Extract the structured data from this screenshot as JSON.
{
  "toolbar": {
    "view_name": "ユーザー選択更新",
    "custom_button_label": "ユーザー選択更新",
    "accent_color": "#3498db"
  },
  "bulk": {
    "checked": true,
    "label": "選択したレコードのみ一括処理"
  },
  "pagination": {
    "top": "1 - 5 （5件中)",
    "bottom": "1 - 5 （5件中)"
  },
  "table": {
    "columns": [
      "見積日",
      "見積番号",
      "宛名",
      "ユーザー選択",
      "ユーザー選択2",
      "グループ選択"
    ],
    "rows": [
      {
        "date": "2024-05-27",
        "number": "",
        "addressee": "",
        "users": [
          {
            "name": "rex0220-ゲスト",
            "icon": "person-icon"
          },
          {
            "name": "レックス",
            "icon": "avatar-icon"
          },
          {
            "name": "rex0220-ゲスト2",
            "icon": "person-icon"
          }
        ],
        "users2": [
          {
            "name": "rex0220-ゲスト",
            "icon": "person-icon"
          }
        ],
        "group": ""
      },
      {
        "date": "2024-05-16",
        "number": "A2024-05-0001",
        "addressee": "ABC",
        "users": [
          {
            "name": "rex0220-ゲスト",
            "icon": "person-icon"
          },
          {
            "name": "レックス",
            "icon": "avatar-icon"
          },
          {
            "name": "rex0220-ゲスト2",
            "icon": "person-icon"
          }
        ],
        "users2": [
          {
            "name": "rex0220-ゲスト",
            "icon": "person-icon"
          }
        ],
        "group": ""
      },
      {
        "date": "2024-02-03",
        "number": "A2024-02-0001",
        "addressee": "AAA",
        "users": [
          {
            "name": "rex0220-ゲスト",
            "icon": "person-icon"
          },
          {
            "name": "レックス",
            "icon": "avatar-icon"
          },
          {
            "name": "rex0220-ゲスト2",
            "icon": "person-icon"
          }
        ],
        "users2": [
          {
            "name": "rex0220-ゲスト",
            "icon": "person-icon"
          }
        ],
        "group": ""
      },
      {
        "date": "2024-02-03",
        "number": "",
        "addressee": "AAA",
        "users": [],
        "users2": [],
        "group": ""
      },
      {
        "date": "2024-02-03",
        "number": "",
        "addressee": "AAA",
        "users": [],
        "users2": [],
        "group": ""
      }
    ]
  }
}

▸ TASK STATEMENT: Transcribe the data. Leave every line exactly as it is.

▸ FINAL RESULT:
Extract the structured data from this screenshot as JSON.
{
  "toolbar": {
    "view_name": "ユーザー選択更新",
    "custom_button_label": "ユーザー選択更新",
    "accent_color": "#3498db"
  },
  "bulk": {
    "checked": true,
    "label": "選択したレコードのみ一括処理"
  },
  "pagination": {
    "top": "1 - 5 （5件中)",
    "bottom": "1 - 5 （5件中)"
  },
  "table": {
    "columns": [
      "見積日",
      "見積番号",
      "宛名",
      "ユーザー選択",
      "ユーザー選択2",
      "グループ選択"
    ],
    "rows": [
      {
        "date": "2024-05-27",
        "number": "",
        "addressee": "",
        "users": [
          {
            "name": "rex0220-ゲスト",
            "icon": "person-icon"
          },
          {
            "name": "レックス",
            "icon": "avatar-icon"
          },
          {
            "name": "rex0220-ゲスト2",
            "icon": "person-icon"
          }
        ],
        "users2": [
          {
            "name": "rex0220-ゲスト",
            "icon": "person-icon"
          }
        ],
        "group": ""
      },
      {
        "date": "2024-05-16",
        "number": "A2024-05-0001",
        "addressee": "ABC",
        "users": [
          {
            "name": "rex0220-ゲスト",
            "icon": "person-icon"
          },
          {
            "name": "レックス",
            "icon": "avatar-icon"
          },
          {
            "name": "rex0220-ゲスト2",
            "icon": "person-icon"
          }
        ],
        "users2": [
          {
            "name": "rex0220-ゲスト",
            "icon": "person-icon"
          }
        ],
        "group": ""
      },
      {
        "date": "2024-02-03",
        "number": "A2024-02-0001",
        "addressee": "AAA",
        "users": [
          {
            "name": "rex0220-ゲスト",
            "icon": "person-icon"
          },
          {
            "name": "レックス",
            "icon": "avatar-icon"
          },
          {
            "name": "rex0220-ゲスト2",
            "icon": "person-icon"
          }
        ],
        "users2": [
          {
            "name": "rex0220-ゲスト",
            "icon": "person-icon"
          }
        ],
        "group": ""
      },
      {
        "date": "2024-02-03",
        "number": "",
        "addressee": "AAA",
        "users": [],
        "users2": [],
        "group": ""
      },
      {
        "date": "2024-02-03",
        "number": "",
        "addressee": "AAA",
        "users": [],
        "users2": [],
        "group": ""
      }
    ]
  }
}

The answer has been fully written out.